(Records excerpted from a collection)
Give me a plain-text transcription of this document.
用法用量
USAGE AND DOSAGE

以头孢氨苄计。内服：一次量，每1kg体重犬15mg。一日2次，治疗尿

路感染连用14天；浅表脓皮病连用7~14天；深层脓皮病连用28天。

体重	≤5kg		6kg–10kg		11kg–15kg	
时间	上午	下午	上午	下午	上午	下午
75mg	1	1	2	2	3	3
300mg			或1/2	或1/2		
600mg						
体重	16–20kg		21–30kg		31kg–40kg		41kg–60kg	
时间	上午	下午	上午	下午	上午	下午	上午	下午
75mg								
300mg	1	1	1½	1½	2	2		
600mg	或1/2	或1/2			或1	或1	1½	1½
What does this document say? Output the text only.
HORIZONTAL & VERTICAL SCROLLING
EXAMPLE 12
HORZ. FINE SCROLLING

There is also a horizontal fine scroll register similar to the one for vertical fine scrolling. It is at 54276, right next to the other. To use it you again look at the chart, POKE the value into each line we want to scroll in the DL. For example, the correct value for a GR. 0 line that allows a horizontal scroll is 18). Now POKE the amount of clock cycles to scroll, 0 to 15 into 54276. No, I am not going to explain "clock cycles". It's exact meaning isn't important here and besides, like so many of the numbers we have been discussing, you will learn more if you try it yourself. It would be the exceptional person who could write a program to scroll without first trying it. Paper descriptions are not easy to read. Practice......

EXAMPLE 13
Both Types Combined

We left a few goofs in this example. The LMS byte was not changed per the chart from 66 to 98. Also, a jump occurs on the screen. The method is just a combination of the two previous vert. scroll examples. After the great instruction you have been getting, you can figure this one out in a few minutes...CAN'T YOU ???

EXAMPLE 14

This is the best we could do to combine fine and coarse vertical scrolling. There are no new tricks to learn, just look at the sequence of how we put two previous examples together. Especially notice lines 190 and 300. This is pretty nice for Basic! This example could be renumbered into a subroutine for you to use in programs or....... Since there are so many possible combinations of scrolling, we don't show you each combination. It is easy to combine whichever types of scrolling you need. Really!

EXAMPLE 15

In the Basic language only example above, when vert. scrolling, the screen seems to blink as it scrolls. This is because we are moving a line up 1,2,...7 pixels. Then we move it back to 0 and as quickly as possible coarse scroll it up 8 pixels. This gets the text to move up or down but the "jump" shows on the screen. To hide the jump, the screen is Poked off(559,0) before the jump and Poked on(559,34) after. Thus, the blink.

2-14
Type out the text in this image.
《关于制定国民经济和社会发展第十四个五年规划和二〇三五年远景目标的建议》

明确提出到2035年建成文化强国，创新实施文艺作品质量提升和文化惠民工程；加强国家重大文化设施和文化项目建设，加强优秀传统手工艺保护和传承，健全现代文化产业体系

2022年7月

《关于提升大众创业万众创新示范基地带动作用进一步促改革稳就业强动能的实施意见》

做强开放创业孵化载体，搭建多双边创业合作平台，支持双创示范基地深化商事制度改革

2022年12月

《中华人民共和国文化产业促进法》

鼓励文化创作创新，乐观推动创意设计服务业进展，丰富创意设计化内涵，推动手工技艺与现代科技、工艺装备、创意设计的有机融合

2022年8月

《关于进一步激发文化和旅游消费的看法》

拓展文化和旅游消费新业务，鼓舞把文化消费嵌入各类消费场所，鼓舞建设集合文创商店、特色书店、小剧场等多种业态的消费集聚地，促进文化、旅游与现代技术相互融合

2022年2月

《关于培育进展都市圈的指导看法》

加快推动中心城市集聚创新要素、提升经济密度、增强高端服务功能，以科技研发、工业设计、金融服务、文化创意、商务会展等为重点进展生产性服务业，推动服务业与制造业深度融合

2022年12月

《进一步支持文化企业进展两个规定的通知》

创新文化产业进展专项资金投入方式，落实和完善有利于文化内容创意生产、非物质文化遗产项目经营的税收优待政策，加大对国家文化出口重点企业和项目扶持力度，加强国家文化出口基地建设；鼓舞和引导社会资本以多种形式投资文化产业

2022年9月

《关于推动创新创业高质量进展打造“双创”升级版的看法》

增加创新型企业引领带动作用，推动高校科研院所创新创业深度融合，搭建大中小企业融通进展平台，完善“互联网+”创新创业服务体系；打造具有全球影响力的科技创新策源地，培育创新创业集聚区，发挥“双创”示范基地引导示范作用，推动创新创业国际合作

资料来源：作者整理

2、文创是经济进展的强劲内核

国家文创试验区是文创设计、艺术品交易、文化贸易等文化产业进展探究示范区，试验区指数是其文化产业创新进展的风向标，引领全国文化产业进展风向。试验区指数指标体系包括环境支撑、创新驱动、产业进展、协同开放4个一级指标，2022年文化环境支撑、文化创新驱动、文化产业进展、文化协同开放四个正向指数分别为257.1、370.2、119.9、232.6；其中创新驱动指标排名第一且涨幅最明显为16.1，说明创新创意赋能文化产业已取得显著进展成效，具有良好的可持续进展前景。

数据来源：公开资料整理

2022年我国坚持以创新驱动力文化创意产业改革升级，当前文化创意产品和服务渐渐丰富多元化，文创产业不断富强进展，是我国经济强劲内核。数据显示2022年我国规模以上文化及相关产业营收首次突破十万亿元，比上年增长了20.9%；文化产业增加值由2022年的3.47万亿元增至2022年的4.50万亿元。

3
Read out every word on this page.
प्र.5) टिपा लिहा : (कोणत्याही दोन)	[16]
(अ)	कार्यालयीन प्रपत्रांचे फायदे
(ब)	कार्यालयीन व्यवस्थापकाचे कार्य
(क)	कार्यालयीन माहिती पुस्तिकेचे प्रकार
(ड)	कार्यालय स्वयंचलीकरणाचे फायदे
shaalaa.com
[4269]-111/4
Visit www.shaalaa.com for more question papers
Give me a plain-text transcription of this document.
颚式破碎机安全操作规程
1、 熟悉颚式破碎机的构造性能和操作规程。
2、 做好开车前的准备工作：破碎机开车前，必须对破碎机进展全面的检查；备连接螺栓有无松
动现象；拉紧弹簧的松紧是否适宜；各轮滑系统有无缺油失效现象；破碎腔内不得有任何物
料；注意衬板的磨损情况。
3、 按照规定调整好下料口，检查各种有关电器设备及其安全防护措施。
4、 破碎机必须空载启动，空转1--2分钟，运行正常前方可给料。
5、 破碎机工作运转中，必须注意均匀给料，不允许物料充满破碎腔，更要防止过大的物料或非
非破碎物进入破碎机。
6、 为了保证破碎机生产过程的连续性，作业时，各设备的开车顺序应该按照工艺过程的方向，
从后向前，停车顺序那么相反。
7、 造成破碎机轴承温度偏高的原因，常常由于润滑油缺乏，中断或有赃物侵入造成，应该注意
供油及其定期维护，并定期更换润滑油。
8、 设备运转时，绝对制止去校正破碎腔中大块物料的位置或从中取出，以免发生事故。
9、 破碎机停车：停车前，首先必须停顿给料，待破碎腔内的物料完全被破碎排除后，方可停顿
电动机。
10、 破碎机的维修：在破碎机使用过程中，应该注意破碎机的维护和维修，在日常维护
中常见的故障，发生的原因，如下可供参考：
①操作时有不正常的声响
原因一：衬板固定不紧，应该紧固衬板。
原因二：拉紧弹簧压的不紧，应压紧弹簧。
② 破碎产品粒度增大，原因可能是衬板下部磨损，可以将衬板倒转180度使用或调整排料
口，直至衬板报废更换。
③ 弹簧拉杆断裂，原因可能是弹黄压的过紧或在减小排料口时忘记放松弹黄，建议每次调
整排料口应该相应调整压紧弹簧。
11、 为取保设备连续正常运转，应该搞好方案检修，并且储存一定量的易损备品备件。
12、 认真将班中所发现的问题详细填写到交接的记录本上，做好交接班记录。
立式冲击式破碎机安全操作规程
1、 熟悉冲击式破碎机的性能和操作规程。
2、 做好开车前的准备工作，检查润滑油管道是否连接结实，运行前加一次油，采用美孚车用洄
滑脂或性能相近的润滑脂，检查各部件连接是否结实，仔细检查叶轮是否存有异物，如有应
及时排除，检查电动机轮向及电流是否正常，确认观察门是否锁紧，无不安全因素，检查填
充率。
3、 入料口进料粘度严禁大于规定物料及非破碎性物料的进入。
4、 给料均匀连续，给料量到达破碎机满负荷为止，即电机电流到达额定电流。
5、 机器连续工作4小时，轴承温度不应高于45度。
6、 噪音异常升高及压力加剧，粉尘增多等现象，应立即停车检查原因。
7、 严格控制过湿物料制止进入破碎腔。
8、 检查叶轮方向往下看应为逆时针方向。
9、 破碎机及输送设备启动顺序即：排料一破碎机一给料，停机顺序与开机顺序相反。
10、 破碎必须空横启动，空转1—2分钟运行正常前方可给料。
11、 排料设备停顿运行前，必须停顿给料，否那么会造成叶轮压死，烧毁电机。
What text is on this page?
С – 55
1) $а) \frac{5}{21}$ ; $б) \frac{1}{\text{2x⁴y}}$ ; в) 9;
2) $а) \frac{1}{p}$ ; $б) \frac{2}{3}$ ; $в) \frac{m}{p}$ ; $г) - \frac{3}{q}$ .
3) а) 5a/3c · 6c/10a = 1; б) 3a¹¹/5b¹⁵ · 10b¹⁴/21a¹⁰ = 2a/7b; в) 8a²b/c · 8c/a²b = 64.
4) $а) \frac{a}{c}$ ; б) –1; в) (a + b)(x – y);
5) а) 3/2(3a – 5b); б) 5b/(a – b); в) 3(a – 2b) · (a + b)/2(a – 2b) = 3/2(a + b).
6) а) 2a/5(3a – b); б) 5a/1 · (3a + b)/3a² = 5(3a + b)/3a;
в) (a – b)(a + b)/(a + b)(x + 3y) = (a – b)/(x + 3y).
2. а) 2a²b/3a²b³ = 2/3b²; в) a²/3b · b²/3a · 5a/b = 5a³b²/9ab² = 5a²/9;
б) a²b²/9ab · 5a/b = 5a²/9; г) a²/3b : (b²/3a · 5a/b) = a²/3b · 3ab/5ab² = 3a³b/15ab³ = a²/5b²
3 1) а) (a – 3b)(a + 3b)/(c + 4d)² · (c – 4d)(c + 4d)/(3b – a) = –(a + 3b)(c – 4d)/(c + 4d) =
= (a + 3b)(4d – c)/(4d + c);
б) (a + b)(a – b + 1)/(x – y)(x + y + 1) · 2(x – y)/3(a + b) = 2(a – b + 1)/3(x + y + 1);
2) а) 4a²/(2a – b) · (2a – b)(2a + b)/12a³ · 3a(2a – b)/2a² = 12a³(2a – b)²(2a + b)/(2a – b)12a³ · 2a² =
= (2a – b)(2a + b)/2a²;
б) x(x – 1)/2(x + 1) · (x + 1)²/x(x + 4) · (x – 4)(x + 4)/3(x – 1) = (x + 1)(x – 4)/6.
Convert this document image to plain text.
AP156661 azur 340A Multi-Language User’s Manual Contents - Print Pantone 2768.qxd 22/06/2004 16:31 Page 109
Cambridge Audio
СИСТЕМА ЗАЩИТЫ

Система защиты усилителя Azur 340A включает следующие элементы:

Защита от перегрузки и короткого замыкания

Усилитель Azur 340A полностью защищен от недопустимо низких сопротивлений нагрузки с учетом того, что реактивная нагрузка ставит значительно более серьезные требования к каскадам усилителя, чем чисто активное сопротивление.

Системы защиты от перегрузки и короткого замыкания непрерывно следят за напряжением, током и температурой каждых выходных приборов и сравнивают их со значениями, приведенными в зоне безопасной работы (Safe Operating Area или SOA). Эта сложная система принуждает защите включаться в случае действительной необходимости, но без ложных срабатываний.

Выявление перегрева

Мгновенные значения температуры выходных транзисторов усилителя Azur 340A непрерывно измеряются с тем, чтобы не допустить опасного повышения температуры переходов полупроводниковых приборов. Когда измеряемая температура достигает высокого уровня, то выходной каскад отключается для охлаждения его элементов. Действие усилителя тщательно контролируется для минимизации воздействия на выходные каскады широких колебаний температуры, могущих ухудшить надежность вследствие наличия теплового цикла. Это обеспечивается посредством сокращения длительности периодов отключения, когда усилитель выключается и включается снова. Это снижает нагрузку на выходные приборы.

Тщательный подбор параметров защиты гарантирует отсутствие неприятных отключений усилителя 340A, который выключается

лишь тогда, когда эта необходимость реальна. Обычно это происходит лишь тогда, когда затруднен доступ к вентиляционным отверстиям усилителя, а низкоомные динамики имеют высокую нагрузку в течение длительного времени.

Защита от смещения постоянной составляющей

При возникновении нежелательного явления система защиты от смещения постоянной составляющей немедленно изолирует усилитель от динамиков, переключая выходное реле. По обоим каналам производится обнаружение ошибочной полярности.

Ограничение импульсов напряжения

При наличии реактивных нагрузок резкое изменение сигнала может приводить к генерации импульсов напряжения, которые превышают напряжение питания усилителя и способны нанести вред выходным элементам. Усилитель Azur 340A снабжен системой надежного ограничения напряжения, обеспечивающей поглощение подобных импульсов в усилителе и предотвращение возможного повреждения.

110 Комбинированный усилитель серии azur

● GOAL OF THE EXERCISE
Where a line contains "Защита", copy that line.

● RESPONSE TO THIS EXERCISE
Защита от перегрузки и короткого замыкания
Защита от смещения постоянной составляющей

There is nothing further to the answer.